GOAL:
List all lines of the data that include the string "text".

** Start **

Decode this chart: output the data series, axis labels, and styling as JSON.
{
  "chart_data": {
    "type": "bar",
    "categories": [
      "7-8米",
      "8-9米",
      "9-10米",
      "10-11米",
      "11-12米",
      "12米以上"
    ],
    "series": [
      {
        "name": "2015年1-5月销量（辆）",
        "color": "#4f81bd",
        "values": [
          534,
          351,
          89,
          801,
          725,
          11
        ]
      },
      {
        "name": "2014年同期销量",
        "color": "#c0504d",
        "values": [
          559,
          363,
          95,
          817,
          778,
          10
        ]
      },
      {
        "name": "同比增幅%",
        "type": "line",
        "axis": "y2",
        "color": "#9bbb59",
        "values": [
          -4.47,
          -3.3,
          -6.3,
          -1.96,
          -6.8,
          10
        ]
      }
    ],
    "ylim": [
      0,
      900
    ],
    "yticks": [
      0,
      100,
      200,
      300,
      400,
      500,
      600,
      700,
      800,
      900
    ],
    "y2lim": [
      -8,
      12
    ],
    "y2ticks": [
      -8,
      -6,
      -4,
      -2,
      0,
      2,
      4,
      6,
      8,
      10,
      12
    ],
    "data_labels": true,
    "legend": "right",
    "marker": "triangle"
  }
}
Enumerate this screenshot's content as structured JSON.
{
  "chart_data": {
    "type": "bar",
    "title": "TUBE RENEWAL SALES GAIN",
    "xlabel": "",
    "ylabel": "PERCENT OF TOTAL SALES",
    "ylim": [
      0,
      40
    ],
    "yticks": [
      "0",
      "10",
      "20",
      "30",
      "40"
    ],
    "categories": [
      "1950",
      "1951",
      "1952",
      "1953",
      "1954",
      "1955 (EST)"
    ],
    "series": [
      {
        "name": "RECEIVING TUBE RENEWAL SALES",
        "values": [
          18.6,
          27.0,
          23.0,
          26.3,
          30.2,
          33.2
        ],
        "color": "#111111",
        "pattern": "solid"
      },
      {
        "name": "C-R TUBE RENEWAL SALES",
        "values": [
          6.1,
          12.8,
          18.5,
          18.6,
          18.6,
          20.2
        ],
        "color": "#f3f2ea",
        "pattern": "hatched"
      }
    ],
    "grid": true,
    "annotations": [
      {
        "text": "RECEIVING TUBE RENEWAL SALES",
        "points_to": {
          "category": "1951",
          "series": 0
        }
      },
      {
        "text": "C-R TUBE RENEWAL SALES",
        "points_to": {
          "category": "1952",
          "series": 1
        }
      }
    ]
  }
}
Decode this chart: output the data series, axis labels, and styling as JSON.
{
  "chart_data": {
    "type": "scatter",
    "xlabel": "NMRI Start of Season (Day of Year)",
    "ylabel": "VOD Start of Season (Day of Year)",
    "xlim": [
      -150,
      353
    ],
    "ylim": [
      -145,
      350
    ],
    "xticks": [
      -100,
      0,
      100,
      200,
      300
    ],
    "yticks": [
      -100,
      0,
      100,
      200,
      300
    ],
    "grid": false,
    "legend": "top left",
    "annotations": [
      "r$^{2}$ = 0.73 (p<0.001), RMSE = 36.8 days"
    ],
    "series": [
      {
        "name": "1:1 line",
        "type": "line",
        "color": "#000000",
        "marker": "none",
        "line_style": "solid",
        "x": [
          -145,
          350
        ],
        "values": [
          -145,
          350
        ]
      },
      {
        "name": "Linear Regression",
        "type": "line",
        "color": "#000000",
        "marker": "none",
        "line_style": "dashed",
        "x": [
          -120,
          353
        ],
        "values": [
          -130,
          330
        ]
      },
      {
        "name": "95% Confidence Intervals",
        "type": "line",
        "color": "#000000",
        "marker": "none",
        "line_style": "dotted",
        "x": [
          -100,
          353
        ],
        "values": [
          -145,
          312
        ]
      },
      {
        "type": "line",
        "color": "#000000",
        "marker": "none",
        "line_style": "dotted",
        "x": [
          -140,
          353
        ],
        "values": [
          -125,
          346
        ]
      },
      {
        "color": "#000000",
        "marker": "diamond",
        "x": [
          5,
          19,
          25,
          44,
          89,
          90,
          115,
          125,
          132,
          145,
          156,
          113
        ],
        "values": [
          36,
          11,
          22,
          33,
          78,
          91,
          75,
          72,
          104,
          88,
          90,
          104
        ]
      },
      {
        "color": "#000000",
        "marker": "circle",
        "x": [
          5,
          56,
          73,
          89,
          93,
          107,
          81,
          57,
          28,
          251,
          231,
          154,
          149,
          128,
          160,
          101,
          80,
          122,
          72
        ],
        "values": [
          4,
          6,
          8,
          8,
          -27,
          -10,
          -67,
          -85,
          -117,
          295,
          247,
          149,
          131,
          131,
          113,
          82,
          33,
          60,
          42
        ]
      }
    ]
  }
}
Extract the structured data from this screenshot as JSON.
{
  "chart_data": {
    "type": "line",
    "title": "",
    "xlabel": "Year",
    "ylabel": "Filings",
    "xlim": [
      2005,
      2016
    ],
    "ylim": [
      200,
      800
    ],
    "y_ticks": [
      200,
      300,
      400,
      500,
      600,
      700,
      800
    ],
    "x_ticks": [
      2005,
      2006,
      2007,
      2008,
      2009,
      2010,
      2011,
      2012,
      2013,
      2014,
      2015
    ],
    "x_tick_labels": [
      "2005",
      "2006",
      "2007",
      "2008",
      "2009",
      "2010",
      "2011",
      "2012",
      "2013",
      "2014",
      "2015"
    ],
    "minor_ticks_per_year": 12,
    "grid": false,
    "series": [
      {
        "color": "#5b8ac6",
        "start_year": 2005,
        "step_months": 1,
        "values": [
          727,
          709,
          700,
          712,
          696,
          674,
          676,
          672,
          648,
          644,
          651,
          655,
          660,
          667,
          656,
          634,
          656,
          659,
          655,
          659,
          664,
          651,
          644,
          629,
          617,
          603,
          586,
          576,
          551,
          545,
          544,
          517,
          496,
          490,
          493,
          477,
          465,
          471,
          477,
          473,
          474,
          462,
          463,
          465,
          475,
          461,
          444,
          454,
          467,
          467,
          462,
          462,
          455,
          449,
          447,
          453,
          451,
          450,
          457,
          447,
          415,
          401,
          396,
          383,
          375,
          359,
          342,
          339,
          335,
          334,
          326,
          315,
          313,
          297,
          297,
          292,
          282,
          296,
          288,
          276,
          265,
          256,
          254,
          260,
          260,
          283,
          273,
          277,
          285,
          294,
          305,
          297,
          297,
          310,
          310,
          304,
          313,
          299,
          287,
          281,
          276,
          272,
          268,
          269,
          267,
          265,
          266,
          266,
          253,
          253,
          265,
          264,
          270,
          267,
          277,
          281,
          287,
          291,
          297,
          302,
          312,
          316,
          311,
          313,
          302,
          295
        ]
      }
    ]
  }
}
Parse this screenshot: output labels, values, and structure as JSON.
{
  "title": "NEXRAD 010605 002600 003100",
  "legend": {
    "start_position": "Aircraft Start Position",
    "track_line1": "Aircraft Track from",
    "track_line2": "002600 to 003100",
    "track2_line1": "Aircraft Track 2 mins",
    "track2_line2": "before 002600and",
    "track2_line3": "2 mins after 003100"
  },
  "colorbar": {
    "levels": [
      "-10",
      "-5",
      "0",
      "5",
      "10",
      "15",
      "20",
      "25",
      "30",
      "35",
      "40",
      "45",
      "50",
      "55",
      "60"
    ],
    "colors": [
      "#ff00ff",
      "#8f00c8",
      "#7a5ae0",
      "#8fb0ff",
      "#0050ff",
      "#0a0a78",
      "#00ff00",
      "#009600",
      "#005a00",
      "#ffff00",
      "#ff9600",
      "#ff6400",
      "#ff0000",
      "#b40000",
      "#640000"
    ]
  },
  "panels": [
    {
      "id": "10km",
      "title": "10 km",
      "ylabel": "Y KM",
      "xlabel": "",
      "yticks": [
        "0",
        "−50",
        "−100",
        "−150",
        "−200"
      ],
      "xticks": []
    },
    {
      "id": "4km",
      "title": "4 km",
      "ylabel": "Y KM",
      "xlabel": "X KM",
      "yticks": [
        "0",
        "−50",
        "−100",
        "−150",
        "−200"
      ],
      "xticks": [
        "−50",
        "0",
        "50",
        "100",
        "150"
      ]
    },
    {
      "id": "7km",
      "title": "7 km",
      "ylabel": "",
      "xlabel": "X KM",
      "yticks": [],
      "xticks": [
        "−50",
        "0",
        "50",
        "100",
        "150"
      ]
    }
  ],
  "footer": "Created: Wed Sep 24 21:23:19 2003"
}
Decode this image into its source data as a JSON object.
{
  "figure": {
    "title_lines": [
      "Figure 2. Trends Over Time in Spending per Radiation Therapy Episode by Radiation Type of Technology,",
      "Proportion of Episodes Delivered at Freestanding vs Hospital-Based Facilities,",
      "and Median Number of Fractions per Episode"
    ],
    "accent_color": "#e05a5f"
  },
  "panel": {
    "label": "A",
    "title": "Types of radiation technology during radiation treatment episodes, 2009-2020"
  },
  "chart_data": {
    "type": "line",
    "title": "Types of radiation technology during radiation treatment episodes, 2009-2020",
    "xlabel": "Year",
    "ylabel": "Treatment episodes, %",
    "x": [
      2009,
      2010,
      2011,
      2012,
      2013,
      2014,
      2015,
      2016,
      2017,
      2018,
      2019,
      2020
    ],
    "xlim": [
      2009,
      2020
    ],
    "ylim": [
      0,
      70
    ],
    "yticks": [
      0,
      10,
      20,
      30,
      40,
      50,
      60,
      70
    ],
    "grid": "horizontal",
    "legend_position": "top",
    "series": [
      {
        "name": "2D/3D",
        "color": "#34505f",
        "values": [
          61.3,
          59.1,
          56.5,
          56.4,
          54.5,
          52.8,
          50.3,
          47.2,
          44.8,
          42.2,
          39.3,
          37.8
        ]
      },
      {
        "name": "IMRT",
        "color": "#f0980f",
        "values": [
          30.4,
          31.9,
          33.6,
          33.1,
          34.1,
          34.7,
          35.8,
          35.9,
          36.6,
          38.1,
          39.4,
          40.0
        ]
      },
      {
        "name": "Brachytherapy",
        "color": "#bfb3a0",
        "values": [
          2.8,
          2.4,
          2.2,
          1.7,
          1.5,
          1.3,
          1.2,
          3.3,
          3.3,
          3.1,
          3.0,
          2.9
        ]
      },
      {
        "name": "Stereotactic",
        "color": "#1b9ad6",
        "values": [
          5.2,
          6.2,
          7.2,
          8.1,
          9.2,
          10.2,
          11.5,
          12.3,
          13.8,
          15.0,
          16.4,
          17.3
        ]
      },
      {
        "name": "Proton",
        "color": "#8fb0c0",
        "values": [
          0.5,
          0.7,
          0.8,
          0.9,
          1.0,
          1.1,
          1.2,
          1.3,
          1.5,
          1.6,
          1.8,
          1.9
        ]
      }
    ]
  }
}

** End **

RESULT OF THIS EXERCISE:
        "text": "RECEIVING TUBE RENEWAL SALES",
        "text": "C-R TUBE RENEWAL SALES",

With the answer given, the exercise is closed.